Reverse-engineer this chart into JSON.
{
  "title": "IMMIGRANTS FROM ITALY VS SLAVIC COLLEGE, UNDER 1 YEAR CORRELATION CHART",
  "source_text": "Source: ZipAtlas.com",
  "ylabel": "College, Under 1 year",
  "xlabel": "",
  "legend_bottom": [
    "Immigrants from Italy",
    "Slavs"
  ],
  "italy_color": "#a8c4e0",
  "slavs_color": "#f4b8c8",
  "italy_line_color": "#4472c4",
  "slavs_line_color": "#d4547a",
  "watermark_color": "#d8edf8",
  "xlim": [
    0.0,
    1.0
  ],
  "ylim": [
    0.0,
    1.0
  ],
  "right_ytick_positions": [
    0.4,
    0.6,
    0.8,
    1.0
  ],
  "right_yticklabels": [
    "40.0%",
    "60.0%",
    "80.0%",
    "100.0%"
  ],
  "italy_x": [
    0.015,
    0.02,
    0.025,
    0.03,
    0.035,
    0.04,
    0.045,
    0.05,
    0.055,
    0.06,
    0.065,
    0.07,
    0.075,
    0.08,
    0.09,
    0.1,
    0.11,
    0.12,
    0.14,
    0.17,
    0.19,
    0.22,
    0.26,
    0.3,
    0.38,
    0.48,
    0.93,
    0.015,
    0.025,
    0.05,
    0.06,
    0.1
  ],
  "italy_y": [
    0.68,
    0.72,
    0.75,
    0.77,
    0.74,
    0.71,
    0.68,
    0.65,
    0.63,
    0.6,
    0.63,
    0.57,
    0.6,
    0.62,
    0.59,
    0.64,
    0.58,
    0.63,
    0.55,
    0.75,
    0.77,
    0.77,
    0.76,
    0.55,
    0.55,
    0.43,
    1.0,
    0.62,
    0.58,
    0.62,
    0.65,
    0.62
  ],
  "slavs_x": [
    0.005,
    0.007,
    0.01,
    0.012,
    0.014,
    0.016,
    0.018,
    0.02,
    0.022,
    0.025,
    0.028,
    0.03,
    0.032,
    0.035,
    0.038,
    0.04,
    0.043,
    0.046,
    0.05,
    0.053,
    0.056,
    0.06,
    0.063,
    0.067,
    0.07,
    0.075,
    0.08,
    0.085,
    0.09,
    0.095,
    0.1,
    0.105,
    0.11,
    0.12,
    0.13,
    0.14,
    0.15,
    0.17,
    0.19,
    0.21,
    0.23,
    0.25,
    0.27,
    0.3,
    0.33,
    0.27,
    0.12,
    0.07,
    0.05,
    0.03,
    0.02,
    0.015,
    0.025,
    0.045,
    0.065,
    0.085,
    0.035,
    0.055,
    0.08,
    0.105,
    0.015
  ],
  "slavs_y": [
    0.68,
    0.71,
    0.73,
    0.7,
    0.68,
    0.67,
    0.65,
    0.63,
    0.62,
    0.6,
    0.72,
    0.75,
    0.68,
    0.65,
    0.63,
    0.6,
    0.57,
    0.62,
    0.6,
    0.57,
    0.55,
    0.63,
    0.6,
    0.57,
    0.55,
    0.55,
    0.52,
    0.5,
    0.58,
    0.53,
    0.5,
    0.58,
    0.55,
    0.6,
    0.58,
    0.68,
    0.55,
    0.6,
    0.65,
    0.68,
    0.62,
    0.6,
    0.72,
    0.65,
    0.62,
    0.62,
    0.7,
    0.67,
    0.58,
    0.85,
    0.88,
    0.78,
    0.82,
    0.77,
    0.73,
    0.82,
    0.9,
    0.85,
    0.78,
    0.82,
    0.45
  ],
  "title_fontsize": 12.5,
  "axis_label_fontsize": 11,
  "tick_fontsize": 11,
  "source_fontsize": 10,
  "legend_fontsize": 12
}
--------------------------------
What the task asks — Your task is to repeat the data exactly; please include every line.

Result below —
Reverse-engineer this chart into JSON.
{
  "title": "IMMIGRANTS FROM ITALY VS SLAVIC COLLEGE, UNDER 1 YEAR CORRELATION CHART",
  "source_text": "Source: ZipAtlas.com",
  "ylabel": "College, Under 1 year",
  "xlabel": "",
  "legend_bottom": [
    "Immigrants from Italy",
    "Slavs"
  ],
  "italy_color": "#a8c4e0",
  "slavs_color": "#f4b8c8",
  "italy_line_color": "#4472c4",
  "slavs_line_color": "#d4547a",
  "watermark_color": "#d8edf8",
  "xlim": [
    0.0,
    1.0
  ],
  "ylim": [
    0.0,
    1.0
  ],
  "right_ytick_positions": [
    0.4,
    0.6,
    0.8,
    1.0
  ],
  "right_yticklabels": [
    "40.0%",
    "60.0%",
    "80.0%",
    "100.0%"
  ],
  "italy_x": [
    0.015,
    0.02,
    0.025,
    0.03,
    0.035,
    0.04,
    0.045,
    0.05,
    0.055,
    0.06,
    0.065,
    0.07,
    0.075,
    0.08,
    0.09,
    0.1,
    0.11,
    0.12,
    0.14,
    0.17,
    0.19,
    0.22,
    0.26,
    0.3,
    0.38,
    0.48,
    0.93,
    0.015,
    0.025,
    0.05,
    0.06,
    0.1
  ],
  "italy_y": [
    0.68,
    0.72,
    0.75,
    0.77,
    0.74,
    0.71,
    0.68,
    0.65,
    0.63,
    0.6,
    0.63,
    0.57,
    0.6,
    0.62,
    0.59,
    0.64,
    0.58,
    0.63,
    0.55,
    0.75,
    0.77,
    0.77,
    0.76,
    0.55,
    0.55,
    0.43,
    1.0,
    0.62,
    0.58,
    0.62,
    0.65,
    0.62
  ],
  "slavs_x": [
    0.005,
    0.007,
    0.01,
    0.012,
    0.014,
    0.016,
    0.018,
    0.02,
    0.022,
    0.025,
    0.028,
    0.03,
    0.032,
    0.035,
    0.038,
    0.04,
    0.043,
    0.046,
    0.05,
    0.053,
    0.056,
    0.06,
    0.063,
    0.067,
    0.07,
    0.075,
    0.08,
    0.085,
    0.09,
    0.095,
    0.1,
    0.105,
    0.11,
    0.12,
    0.13,
    0.14,
    0.15,
    0.17,
    0.19,
    0.21,
    0.23,
    0.25,
    0.27,
    0.3,
    0.33,
    0.27,
    0.12,
    0.07,
    0.05,
    0.03,
    0.02,
    0.015,
    0.025,
    0.045,
    0.065,
    0.085,
    0.035,
    0.055,
    0.08,
    0.105,
    0.015
  ],
  "slavs_y": [
    0.68,
    0.71,
    0.73,
    0.7,
    0.68,
    0.67,
    0.65,
    0.63,
    0.62,
    0.6,
    0.72,
    0.75,
    0.68,
    0.65,
    0.63,
    0.6,
    0.57,
    0.62,
    0.6,
    0.57,
    0.55,
    0.63,
    0.6,
    0.57,
    0.55,
    0.55,
    0.52,
    0.5,
    0.58,
    0.53,
    0.5,
    0.58,
    0.55,
    0.6,
    0.58,
    0.68,
    0.55,
    0.6,
    0.65,
    0.68,
    0.62,
    0.6,
    0.72,
    0.65,
    0.62,
    0.62,
    0.7,
    0.67,
    0.58,
    0.85,
    0.88,
    0.78,
    0.82,
    0.77,
    0.73,
    0.82,
    0.9,
    0.85,
    0.78,
    0.82,
    0.45
  ],
  "title_fontsize": 12.5,
  "axis_label_fontsize": 11,
  "tick_fontsize": 11,
  "source_fontsize": 10,
  "legend_fontsize": 12
}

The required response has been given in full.